Count how many lines in the material below hold the word "char"; the reply is that number alone.

[Data entries]
•••••
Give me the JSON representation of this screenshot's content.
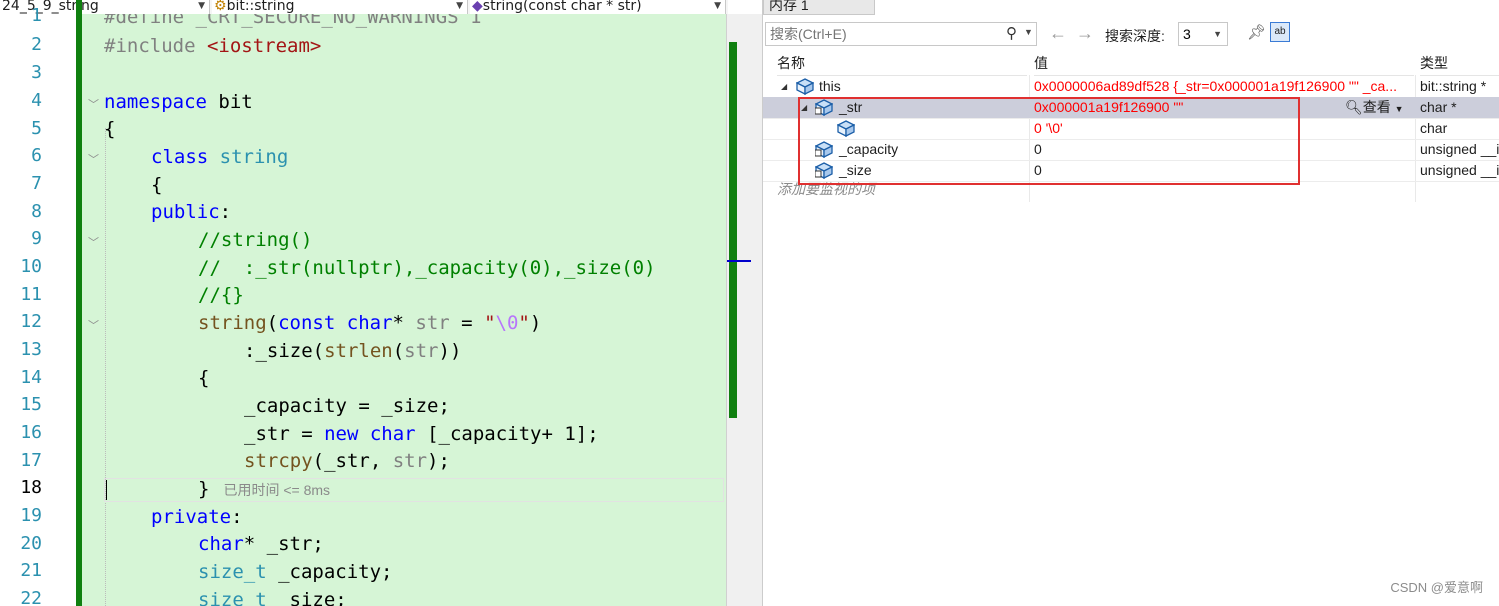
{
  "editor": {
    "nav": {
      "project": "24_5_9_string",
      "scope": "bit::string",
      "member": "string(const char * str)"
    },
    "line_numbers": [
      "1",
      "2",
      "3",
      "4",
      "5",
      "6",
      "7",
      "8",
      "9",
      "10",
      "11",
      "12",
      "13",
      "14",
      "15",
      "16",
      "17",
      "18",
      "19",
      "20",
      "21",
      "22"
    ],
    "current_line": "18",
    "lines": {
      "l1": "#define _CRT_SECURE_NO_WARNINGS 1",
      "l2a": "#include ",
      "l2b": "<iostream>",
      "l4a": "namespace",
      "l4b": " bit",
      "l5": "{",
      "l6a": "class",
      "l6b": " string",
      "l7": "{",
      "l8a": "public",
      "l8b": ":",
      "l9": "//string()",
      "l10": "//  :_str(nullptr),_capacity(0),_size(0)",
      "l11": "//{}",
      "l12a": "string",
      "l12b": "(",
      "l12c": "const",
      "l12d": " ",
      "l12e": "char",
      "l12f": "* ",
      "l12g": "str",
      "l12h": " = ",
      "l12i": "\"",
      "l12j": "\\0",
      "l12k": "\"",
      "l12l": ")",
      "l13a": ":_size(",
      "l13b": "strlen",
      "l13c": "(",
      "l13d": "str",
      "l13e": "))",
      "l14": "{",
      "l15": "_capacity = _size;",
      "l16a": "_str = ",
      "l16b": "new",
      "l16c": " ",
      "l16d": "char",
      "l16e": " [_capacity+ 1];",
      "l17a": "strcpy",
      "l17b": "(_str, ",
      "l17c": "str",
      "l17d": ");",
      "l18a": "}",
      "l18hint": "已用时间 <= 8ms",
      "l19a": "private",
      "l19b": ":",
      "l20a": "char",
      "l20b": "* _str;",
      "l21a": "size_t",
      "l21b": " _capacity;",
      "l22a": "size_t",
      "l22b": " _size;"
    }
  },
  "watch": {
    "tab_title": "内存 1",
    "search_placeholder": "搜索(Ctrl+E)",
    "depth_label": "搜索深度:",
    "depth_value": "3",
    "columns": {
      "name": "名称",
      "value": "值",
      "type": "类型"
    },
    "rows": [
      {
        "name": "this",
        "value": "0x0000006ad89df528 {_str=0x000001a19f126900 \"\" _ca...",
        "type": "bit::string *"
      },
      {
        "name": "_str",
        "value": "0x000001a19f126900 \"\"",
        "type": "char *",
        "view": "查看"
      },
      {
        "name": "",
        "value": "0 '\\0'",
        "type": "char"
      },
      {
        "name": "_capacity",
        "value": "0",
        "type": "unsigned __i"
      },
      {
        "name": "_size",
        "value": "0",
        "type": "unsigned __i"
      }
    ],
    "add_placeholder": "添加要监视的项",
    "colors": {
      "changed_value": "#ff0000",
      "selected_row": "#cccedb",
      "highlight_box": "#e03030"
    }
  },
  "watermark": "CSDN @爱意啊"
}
•••••
[Final answer] 6